Records from a collection:

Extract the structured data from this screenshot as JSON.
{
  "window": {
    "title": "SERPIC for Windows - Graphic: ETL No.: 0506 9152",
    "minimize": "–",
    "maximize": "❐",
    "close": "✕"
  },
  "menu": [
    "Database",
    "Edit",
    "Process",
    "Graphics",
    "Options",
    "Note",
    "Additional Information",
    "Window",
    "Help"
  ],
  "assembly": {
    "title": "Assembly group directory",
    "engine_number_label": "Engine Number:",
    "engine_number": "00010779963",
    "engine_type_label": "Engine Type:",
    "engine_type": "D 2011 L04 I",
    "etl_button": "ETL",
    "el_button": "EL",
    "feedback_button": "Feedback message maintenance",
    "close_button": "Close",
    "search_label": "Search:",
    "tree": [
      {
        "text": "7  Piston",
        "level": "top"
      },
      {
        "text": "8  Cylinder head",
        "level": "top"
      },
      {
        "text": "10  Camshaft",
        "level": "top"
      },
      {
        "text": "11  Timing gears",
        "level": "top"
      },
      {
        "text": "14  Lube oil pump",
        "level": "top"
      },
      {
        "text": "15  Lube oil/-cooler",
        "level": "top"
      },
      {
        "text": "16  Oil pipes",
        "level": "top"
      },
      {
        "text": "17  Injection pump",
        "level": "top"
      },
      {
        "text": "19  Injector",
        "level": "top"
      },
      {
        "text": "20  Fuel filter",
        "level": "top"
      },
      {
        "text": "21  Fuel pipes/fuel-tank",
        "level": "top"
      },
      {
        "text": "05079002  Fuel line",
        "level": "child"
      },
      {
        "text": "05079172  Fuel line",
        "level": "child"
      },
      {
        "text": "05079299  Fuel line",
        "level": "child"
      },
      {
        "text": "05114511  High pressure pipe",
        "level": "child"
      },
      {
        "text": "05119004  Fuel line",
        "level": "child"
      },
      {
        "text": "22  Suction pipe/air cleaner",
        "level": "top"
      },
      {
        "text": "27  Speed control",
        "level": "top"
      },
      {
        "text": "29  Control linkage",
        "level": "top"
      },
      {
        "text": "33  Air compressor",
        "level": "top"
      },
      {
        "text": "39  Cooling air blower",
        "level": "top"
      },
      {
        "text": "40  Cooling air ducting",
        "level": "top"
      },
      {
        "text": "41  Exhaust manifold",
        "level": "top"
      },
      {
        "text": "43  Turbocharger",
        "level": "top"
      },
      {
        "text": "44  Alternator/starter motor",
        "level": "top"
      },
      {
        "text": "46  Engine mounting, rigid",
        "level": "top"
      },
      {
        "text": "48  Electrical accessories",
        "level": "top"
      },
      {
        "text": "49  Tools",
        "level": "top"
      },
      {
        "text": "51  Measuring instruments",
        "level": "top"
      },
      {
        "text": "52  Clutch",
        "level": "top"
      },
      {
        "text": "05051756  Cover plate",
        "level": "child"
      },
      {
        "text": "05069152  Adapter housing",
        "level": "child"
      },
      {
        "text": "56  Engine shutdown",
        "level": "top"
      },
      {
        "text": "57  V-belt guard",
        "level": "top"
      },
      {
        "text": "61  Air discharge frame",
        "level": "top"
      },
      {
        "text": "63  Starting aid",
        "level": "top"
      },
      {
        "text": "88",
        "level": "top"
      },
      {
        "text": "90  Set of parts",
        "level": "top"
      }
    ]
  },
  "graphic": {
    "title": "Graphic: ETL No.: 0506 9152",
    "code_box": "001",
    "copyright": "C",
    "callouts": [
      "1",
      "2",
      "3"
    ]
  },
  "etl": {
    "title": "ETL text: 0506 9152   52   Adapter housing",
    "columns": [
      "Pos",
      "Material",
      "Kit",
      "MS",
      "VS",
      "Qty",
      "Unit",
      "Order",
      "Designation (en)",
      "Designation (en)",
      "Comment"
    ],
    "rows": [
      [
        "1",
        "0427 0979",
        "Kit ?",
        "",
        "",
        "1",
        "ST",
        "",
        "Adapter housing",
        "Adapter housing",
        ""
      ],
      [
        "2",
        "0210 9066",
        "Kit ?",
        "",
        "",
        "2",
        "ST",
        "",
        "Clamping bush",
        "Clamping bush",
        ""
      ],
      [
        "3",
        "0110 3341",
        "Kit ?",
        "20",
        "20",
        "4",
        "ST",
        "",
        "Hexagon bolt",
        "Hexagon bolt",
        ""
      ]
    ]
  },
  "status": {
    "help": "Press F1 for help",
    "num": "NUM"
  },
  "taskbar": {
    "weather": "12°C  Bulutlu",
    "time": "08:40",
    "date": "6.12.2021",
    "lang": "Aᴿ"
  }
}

▶ **WHAT THIS TASK INVOLVES**: Report each line in the data that holds the word "pipes".

▶ **EXERCISE RESULT**:
        "text": "16  Oil pipes",
        "text": "21  Fuel pipes/fuel-tank",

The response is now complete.